Your instructions >> Copy the data word for word, from its first line through the line containing "precipitation-bar bbox=[297, 135, 300, 142]".

[Start of Materials provided]

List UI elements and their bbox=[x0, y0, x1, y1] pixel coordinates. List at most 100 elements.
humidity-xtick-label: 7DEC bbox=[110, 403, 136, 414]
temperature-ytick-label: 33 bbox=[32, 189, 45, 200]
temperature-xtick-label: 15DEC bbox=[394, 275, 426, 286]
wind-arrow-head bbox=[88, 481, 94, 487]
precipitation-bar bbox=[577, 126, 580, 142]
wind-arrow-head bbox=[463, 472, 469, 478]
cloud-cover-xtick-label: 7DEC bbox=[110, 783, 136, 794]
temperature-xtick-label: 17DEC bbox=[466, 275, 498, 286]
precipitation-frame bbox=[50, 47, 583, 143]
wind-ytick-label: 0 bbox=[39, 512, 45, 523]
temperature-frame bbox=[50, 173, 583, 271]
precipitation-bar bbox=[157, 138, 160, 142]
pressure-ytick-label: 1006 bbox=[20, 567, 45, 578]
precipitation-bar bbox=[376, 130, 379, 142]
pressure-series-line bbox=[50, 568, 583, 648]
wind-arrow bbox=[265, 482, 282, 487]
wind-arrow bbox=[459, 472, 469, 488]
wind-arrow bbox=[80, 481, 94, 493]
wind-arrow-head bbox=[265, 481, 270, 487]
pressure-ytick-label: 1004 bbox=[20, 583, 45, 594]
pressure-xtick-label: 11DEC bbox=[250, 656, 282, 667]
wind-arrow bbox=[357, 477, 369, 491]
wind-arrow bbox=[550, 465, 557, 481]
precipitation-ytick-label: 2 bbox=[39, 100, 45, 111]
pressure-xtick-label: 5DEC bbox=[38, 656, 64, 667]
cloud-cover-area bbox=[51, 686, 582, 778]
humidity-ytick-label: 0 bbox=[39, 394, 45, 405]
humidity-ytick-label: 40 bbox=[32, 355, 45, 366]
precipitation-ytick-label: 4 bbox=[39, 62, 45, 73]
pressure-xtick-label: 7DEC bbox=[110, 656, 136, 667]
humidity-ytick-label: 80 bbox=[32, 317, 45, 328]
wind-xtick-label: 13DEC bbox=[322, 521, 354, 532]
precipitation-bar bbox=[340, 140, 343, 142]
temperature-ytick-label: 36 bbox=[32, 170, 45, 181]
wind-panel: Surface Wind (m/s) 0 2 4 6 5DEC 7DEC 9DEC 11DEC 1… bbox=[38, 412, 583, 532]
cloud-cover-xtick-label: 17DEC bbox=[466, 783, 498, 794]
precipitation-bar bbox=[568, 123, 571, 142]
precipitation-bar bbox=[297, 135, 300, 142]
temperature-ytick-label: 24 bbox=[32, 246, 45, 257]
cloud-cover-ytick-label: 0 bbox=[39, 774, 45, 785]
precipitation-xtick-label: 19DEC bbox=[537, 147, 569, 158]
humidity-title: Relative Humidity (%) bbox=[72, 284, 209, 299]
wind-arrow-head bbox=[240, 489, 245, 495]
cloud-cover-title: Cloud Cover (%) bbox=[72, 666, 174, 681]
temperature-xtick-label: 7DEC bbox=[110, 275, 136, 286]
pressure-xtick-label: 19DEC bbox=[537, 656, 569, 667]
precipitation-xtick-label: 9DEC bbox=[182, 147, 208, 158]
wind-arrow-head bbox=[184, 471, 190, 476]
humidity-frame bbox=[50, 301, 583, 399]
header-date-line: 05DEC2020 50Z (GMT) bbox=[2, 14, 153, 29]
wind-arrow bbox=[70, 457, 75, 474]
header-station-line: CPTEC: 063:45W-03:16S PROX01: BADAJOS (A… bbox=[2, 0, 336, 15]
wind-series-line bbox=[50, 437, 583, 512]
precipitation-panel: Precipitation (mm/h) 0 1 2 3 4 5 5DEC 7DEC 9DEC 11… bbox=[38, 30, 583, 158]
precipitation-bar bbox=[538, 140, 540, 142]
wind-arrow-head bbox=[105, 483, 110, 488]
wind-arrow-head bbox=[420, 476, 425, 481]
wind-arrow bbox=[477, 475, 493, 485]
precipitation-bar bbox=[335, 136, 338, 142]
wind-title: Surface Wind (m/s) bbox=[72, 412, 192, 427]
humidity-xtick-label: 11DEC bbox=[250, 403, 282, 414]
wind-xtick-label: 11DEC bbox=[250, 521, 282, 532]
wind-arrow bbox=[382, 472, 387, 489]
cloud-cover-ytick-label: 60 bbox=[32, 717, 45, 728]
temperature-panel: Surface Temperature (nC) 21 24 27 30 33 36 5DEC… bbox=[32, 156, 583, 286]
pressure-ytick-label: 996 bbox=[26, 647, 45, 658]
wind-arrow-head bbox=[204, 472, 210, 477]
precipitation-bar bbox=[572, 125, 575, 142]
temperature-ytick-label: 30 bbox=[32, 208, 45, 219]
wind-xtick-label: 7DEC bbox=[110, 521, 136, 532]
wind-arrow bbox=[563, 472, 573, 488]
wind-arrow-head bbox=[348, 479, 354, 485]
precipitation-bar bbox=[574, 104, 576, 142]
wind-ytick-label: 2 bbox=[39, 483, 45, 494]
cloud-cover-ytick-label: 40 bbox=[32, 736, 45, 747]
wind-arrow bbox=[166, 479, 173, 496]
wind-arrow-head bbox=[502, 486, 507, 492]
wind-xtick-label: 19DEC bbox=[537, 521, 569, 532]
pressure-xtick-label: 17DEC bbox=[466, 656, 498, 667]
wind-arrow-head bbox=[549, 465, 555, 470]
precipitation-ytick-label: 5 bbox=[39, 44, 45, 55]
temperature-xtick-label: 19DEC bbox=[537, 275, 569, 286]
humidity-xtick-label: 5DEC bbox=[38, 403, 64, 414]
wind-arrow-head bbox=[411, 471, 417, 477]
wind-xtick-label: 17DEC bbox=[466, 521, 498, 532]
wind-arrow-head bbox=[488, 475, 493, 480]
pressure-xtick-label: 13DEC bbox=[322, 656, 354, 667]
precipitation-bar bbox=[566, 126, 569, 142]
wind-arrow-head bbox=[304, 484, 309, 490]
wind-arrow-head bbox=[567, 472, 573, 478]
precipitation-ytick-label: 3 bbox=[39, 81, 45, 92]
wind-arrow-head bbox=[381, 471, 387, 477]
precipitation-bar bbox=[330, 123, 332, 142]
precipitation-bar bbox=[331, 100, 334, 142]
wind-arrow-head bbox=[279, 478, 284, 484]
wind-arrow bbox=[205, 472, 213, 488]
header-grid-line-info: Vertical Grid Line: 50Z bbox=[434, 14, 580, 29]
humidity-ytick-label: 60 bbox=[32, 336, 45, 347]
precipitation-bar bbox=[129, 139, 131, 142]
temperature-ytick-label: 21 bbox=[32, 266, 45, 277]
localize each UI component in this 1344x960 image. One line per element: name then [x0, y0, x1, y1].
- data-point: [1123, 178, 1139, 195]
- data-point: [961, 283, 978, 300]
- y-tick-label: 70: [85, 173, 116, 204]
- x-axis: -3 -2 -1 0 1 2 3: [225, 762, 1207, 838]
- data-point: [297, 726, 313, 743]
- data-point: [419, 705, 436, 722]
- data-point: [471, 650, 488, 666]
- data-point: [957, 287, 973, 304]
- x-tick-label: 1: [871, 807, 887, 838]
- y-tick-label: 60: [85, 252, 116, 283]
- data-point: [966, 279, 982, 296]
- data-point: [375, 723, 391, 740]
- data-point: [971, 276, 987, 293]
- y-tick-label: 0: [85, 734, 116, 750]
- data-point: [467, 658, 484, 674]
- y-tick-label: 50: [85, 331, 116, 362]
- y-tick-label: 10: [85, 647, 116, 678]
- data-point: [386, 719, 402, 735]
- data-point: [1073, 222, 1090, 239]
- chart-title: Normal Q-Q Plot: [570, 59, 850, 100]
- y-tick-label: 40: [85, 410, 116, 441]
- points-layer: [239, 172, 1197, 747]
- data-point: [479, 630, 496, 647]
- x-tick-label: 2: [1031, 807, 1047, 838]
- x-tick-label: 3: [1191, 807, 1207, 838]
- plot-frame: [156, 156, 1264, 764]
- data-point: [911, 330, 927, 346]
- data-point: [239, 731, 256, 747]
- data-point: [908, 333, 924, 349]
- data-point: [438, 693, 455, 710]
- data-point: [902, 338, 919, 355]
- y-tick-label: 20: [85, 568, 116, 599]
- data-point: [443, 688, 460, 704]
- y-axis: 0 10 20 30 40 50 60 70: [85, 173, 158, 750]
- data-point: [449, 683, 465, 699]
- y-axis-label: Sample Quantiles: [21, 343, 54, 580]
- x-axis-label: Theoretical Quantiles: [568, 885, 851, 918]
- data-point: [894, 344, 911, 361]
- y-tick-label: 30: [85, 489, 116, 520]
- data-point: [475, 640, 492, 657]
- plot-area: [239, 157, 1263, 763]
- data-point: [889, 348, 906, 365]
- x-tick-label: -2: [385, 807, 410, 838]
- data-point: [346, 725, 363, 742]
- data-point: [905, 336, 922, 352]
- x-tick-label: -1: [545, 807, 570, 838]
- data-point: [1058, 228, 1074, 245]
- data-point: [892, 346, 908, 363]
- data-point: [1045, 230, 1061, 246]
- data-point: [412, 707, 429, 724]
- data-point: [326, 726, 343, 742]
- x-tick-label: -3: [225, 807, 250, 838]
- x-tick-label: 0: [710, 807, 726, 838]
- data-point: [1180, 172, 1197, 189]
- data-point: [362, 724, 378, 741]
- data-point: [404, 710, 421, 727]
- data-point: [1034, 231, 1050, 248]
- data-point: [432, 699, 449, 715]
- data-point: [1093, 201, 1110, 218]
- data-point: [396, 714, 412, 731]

[End of Materials provided]

Solved exercise >>
List UI elements and their bbox=[x0, y0, x1, y1] pixel coordinates. List at most 100 elements.
humidity-xtick-label: 7DEC bbox=[110, 403, 136, 414]
temperature-ytick-label: 33 bbox=[32, 189, 45, 200]
temperature-xtick-label: 15DEC bbox=[394, 275, 426, 286]
wind-arrow-head bbox=[88, 481, 94, 487]
precipitation-bar bbox=[577, 126, 580, 142]
wind-arrow-head bbox=[463, 472, 469, 478]
cloud-cover-xtick-label: 7DEC bbox=[110, 783, 136, 794]
temperature-xtick-label: 17DEC bbox=[466, 275, 498, 286]
precipitation-frame bbox=[50, 47, 583, 143]
wind-ytick-label: 0 bbox=[39, 512, 45, 523]
temperature-frame bbox=[50, 173, 583, 271]
precipitation-bar bbox=[157, 138, 160, 142]
pressure-ytick-label: 1006 bbox=[20, 567, 45, 578]
precipitation-bar bbox=[376, 130, 379, 142]
pressure-series-line bbox=[50, 568, 583, 648]
wind-arrow bbox=[265, 482, 282, 487]
wind-arrow bbox=[459, 472, 469, 488]
wind-arrow bbox=[80, 481, 94, 493]
wind-arrow-head bbox=[265, 481, 270, 487]
pressure-ytick-label: 1004 bbox=[20, 583, 45, 594]
pressure-xtick-label: 11DEC bbox=[250, 656, 282, 667]
wind-arrow bbox=[357, 477, 369, 491]
wind-arrow bbox=[550, 465, 557, 481]
precipitation-ytick-label: 2 bbox=[39, 100, 45, 111]
pressure-xtick-label: 5DEC bbox=[38, 656, 64, 667]
cloud-cover-area bbox=[51, 686, 582, 778]
humidity-ytick-label: 0 bbox=[39, 394, 45, 405]
humidity-ytick-label: 40 bbox=[32, 355, 45, 366]
precipitation-ytick-label: 4 bbox=[39, 62, 45, 73]
pressure-xtick-label: 7DEC bbox=[110, 656, 136, 667]
humidity-ytick-label: 80 bbox=[32, 317, 45, 328]
wind-xtick-label: 13DEC bbox=[322, 521, 354, 532]
precipitation-bar bbox=[340, 140, 343, 142]
temperature-ytick-label: 36 bbox=[32, 170, 45, 181]
wind-panel: Surface Wind (m/s) 0 2 4 6 5DEC 7DEC 9DEC 11DEC 1… bbox=[38, 412, 583, 532]
cloud-cover-xtick-label: 17DEC bbox=[466, 783, 498, 794]
precipitation-bar bbox=[568, 123, 571, 142]
precipitation-bar bbox=[297, 135, 300, 142]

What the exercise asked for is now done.